- **Exercise directions**
Wherever a line holds the string "Portable", copy that line.

##### Provided data

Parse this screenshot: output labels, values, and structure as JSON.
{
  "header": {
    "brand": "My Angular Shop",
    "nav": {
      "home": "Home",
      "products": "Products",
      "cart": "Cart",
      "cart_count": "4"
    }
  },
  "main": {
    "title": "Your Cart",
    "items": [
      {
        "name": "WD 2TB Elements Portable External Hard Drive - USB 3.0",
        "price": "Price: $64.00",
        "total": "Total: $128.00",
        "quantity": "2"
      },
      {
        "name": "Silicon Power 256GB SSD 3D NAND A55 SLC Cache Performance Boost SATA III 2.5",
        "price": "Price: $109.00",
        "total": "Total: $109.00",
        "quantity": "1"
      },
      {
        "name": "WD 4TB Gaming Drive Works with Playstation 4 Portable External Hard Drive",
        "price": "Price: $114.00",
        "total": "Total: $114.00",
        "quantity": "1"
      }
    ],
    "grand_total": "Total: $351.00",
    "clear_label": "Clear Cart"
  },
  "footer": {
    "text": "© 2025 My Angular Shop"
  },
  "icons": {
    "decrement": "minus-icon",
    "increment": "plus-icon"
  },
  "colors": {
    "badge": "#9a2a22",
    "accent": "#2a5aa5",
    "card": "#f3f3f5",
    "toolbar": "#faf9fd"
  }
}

##########

- **Solved problem**
        "name": "WD 2TB Elements Portable External Hard Drive - USB 3.0",
        "name": "WD 4TB Gaming Drive Works with Playstation 4 Portable External Hard Drive",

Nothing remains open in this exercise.